## Task
Go through the material below and copy each line where the word "that" appears.

## Records shown

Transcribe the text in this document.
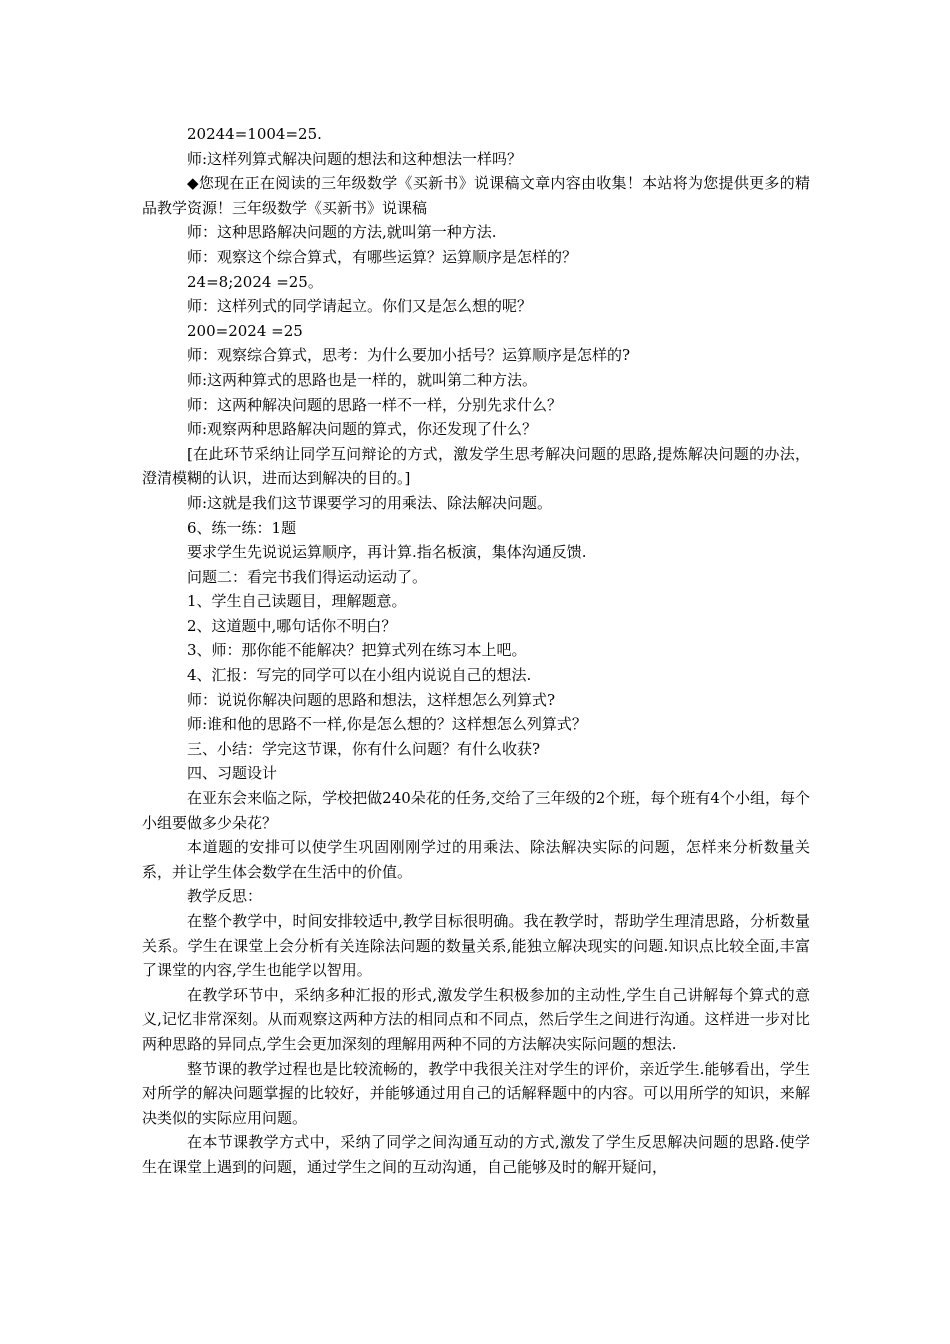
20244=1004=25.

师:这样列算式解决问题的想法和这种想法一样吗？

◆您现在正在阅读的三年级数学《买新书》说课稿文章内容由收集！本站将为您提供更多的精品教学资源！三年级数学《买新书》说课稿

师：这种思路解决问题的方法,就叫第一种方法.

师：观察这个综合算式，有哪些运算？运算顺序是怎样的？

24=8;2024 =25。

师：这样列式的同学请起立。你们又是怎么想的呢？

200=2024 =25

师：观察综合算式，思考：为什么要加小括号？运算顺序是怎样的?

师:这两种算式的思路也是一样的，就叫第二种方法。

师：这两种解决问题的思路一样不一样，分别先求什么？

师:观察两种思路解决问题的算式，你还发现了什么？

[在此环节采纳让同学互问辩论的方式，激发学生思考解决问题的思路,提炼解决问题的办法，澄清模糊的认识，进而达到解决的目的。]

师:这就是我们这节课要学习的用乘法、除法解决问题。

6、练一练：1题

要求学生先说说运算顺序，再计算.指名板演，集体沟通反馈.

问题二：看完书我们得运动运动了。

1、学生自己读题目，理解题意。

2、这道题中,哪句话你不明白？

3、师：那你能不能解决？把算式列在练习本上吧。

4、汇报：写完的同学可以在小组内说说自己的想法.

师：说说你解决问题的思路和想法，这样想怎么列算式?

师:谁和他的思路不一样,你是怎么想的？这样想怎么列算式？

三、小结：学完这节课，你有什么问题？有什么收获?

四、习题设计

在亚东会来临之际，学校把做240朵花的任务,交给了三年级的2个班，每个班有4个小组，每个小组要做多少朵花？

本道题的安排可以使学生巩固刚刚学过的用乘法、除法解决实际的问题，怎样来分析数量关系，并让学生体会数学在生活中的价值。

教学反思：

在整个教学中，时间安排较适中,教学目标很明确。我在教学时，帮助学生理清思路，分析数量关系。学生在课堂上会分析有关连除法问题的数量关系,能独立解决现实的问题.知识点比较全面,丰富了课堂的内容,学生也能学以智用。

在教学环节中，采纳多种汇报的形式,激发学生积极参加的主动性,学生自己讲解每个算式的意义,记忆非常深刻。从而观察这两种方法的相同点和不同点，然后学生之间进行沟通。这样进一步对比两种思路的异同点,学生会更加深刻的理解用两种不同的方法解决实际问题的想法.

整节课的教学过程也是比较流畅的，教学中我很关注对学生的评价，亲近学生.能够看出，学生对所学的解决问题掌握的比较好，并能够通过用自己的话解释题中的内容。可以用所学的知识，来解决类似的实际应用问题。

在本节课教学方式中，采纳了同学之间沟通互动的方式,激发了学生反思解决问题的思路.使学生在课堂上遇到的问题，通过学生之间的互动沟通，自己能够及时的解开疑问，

==

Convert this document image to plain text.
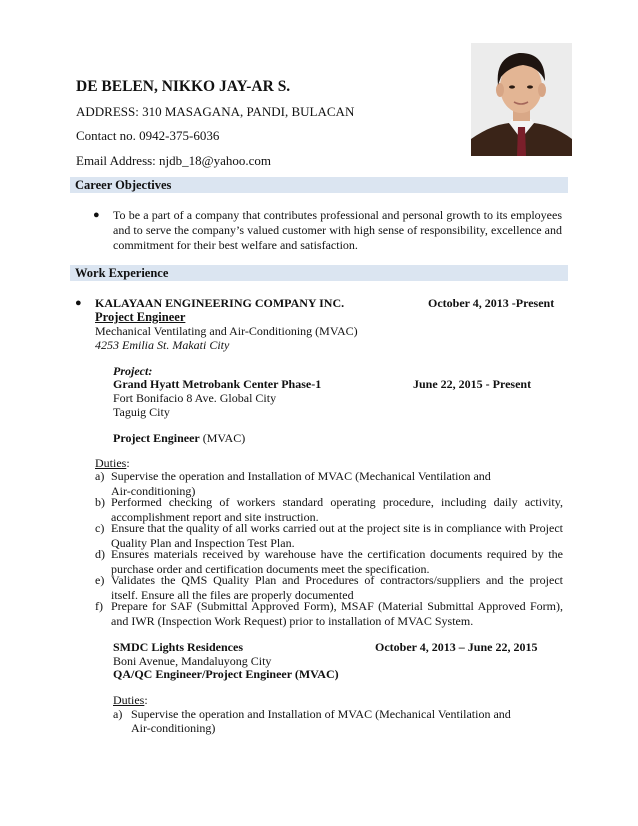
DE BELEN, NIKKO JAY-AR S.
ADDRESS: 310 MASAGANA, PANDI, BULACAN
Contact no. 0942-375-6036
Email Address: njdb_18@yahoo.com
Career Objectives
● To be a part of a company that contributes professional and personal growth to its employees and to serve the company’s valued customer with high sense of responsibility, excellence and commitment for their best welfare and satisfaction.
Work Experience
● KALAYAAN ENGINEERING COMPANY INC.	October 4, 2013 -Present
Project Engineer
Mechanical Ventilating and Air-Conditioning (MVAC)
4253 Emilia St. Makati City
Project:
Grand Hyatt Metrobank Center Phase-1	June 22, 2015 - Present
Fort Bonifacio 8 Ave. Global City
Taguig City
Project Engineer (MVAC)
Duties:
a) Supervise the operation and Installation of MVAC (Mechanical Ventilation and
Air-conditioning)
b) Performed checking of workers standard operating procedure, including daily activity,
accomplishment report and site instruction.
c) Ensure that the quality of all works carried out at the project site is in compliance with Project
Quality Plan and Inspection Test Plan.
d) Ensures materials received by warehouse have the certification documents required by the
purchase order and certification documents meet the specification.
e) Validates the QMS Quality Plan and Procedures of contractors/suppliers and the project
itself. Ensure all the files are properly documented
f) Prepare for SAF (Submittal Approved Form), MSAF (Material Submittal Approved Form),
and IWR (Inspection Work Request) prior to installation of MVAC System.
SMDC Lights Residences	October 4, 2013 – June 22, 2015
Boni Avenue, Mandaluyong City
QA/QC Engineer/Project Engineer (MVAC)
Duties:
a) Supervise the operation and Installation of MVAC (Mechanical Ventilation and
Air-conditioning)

## Exercise response
● To be a part of a company that contributes professional and personal growth to its employees and to serve the company’s valued customer with high sense of responsibility, excellence and commitment for their best welfare and satisfaction.
c) Ensure that the quality of all works carried out at the project site is in compliance with Project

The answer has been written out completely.